## WHAT THE TASK REQUIRES
According to the MonoRouter tool-use excerpt, why does matching each tool result to its tool call always work when requests go through MonoRouter?
[[ SELECTED EXCERPT open ]]
This is the same pattern used by Claude Code, Cursor, and LangChain under the hood. Each iteration is an independent API request, and MonoRouter routes each one through your session pool.
TypeScript Version
The same pattern in TypeScript using the Anthropic SDK:
import Anthropic from "@anthropic-ai/sdk";
const client = new Anthropic({
apiKey: "mr_live_abc123",
baseURL: "https://api.monorouter.dev/v1",
});
const tools: Anthropic.Tool[] = [
{
name: "search_codebase",
description: "Search the codebase for files matching a pattern",
input_schema: {
type: "object" as const,
properties: {
query: { type: "string", description: "Search query or glob pattern" },
},
required: ["query"],
},
},
];
// The SDK handles the tool-use loop automatically with stream helpers
const response = await client.messages.create({
model: "claude-sonnet-4-20250514",
max_tokens: 4096,
tools,
messages: [{ role: "user", content: "Find all TypeScript files that import React" }],
});
Parallel Tool Calls
Claude can request multiple tool calls in a single response — for example, looking up weather in two cities simultaneously. Your code executes them all (optionally in parallel) and sends the results back in a single message. MonoRouter handles this natively — there's nothing special about a message with multiple tool results.
The tool_use_id field is the key. Each tool result must reference the exact ID from the corresponding tool_use block. MonoRouter passes these IDs through unchanged, so matching always works.
[[ SELECTED EXCERPT closed ]]
[[ DATASET open ]]
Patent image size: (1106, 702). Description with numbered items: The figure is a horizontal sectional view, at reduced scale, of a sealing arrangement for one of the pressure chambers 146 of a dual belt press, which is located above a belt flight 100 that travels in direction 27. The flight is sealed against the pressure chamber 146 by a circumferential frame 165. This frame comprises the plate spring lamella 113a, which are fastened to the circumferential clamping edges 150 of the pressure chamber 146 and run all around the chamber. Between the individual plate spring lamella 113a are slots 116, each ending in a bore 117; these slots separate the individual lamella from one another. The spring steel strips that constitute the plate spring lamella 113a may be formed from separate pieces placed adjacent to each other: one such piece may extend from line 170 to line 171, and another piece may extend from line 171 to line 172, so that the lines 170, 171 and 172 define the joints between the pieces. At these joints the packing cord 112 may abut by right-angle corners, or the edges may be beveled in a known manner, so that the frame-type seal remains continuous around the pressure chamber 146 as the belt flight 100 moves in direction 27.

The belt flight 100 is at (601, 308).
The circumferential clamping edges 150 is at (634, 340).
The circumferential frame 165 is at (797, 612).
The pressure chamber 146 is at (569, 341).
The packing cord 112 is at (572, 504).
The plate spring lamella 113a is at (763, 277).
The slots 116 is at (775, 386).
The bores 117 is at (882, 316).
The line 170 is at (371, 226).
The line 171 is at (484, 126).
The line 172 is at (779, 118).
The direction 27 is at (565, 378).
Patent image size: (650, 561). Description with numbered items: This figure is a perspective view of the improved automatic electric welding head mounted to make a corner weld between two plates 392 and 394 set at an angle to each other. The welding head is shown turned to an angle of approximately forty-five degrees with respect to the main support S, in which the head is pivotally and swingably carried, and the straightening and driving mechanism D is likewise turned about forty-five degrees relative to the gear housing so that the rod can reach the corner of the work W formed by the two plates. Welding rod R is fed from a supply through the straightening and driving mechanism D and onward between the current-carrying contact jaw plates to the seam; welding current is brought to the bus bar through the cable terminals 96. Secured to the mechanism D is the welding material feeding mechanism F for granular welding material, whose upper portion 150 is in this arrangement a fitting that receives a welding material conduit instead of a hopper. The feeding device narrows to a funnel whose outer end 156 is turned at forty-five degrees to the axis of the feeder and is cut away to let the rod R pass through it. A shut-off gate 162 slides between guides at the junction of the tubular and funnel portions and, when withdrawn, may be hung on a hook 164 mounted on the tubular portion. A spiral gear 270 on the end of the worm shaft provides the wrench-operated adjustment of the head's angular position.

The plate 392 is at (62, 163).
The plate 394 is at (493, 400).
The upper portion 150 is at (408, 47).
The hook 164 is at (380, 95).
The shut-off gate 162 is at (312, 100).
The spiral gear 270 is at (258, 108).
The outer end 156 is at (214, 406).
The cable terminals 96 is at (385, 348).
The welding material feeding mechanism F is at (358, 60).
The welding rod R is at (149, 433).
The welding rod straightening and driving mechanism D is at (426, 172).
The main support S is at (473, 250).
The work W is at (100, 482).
[[ DATASET closed ]]
## ANSWER BOX
Each tool result must reference the exact ID from its corresponding tool_use block. MonoRouter passes these tool_use_id values through unchanged, so the IDs in the results still match the original calls.